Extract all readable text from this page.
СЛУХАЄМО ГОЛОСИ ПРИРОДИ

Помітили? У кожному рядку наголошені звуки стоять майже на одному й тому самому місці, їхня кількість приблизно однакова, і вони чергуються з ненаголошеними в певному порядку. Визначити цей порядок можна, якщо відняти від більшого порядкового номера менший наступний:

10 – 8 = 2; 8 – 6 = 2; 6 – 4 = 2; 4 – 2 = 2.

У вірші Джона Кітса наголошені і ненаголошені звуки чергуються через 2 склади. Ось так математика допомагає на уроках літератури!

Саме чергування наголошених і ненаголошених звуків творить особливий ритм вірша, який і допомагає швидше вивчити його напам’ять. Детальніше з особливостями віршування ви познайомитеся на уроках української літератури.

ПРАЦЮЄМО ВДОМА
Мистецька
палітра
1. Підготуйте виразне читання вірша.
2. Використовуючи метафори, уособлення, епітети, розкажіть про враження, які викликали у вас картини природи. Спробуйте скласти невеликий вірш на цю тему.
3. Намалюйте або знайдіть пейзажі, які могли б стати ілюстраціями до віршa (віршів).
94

##############################

■ Job:
Every record above must be duplicated exactly.

■ Task result:
Extract all readable text from this page.
СЛУХАЄМО ГОЛОСИ ПРИРОДИ

Помітили? У кожному рядку наголошені звуки стоять майже на одному й тому самому місці, їхня кількість приблизно однакова, і вони чергуються з ненаголошеними в певному порядку. Визначити цей порядок можна, якщо відняти від більшого порядкового номера менший наступний:

10 – 8 = 2; 8 – 6 = 2; 6 – 4 = 2; 4 – 2 = 2.

У вірші Джона Кітса наголошені і ненаголошені звуки чергуються через 2 склади. Ось так математика допомагає на уроках літератури!

Саме чергування наголошених і ненаголошених звуків творить особливий ритм вірша, який і допомагає швидше вивчити його напам’ять. Детальніше з особливостями віршування ви познайомитеся на уроках української літератури.

ПРАЦЮЄМО ВДОМА
Мистецька
палітра
1. Підготуйте виразне читання вірша.
2. Використовуючи метафори, уособлення, епітети, розкажіть про враження, які викликали у вас картини природи. Спробуйте скласти невеликий вірш на цю тему.
3. Намалюйте або знайдіть пейзажі, які могли б стати ілюстраціями до віршa (віршів).
94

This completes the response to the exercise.